**DO THIS:** Exclude images, then output the remaining data verbatim.

**DATA:**

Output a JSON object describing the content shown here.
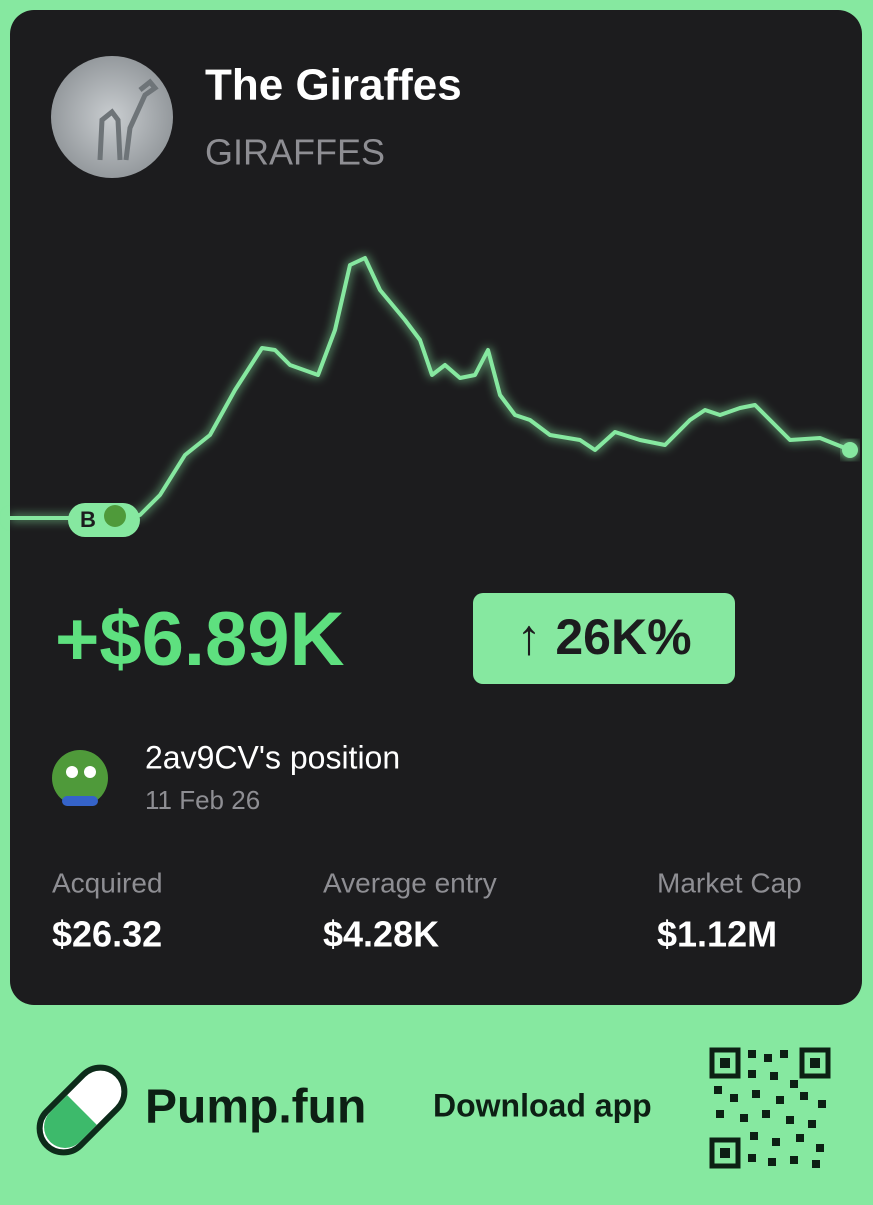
{
  "header": {
    "title": "The Giraffes",
    "ticker": "GIRAFFES"
  },
  "chart": {
    "marker_label": "B"
  },
  "pnl": {
    "amount": "+$6.89K",
    "change": "↑ 26K%"
  },
  "position": {
    "owner": "2av9CV's position",
    "date": "11 Feb 26"
  },
  "stats": [
    {
      "label": "Acquired",
      "value": "$26.32"
    },
    {
      "label": "Average entry",
      "value": "$4.28K"
    },
    {
      "label": "Market Cap",
      "value": "$1.12M"
    }
  ],
  "footer": {
    "brand": "Pump.fun",
    "cta": "Download app"
  }
}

**EXERCISE RESPONSE:**
Output a JSON object describing the content shown here.
{
  "header": {
    "title": "The Giraffes",
    "ticker": "GIRAFFES"
  },
  "chart": {
    "marker_label": "B"
  },
  "pnl": {
    "amount": "+$6.89K",
    "change": "↑ 26K%"
  },
  "position": {
    "owner": "2av9CV's position",
    "date": "11 Feb 26"
  },
  "stats": [
    {
      "label": "Acquired",
      "value": "$26.32"
    },
    {
      "label": "Average entry",
      "value": "$4.28K"
    },
    {
      "label": "Market Cap",
      "value": "$1.12M"
    }
  ],
  "footer": {
    "brand": "Pump.fun",
    "cta": "Download app"
  }
}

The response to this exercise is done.